Your instructions — Only lines holding the string "RECONNECT" are wanted; copy each one from the material.

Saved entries
——
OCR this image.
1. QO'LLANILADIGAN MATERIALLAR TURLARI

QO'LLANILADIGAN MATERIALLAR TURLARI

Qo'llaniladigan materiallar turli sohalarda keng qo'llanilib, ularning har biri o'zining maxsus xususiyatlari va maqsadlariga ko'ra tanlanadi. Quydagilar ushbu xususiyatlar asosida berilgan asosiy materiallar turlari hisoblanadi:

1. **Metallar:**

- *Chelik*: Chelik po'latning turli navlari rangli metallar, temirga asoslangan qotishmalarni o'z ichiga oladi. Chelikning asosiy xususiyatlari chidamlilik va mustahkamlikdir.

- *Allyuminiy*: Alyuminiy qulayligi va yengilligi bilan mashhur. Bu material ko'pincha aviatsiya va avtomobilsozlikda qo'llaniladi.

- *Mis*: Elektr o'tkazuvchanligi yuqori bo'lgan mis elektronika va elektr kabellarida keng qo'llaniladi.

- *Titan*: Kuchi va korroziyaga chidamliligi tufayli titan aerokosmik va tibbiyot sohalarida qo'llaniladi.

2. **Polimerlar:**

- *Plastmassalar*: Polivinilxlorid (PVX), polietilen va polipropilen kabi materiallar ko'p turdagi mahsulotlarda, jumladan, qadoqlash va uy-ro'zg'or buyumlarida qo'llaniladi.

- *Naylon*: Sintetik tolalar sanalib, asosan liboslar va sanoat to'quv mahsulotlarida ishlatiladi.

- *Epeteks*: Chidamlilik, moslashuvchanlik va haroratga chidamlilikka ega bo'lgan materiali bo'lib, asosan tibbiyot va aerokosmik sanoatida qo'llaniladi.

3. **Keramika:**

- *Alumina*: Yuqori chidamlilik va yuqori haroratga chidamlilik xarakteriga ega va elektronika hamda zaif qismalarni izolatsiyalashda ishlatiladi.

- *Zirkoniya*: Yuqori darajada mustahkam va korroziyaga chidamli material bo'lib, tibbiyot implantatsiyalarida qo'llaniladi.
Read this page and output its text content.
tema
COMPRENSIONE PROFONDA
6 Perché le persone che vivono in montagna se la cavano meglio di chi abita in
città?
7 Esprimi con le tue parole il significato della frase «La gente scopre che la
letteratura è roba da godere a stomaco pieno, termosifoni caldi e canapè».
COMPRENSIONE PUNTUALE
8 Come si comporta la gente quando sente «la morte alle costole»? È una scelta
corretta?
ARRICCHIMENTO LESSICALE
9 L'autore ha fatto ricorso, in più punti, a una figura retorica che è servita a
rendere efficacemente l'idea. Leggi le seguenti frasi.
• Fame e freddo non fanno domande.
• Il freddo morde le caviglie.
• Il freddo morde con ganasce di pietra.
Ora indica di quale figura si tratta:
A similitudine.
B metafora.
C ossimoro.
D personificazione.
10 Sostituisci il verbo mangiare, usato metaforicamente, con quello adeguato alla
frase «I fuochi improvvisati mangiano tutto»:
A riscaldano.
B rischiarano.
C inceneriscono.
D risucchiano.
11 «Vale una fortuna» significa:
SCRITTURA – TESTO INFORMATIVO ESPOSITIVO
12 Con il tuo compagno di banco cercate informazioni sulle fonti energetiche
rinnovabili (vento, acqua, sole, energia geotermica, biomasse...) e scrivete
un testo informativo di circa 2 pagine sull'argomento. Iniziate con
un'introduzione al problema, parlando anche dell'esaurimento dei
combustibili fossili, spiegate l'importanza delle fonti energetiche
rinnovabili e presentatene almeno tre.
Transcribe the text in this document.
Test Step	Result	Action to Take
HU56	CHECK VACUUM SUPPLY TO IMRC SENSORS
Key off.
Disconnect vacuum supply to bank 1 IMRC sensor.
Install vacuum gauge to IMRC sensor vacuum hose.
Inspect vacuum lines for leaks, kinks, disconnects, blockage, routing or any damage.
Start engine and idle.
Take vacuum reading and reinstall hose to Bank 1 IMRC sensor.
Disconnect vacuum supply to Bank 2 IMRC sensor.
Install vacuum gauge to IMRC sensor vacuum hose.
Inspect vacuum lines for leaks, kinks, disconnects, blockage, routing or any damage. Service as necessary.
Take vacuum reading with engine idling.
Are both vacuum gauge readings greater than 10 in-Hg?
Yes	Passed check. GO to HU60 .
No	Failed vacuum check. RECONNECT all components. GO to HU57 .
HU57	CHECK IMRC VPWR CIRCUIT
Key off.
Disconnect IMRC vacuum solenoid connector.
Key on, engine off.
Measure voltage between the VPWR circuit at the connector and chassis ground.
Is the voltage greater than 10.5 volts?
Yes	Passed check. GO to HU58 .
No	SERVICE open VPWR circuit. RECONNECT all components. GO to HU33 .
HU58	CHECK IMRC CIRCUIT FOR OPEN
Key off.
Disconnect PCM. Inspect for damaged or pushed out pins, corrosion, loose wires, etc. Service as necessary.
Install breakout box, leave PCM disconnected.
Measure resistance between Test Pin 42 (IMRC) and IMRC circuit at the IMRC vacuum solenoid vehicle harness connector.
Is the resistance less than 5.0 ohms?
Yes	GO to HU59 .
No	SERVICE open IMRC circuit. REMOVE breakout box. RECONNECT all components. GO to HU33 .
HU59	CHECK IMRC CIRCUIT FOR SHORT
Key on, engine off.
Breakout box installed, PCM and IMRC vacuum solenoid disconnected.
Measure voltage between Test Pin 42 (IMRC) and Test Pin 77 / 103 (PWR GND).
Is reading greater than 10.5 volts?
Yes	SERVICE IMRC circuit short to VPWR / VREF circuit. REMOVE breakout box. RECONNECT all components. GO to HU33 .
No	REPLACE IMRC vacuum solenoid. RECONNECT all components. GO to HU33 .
——
Answer to the task —
No	Failed vacuum check. RECONNECT all components. GO to HU57 .
No	SERVICE open VPWR circuit. RECONNECT all components. GO to HU33 .
No	SERVICE open IMRC circuit. REMOVE breakout box. RECONNECT all components. GO to HU33 .
Yes	SERVICE IMRC circuit short to VPWR / VREF circuit. REMOVE breakout box. RECONNECT all components. GO to HU33 .
No	REPLACE IMRC vacuum solenoid. RECONNECT all components. GO to HU33 .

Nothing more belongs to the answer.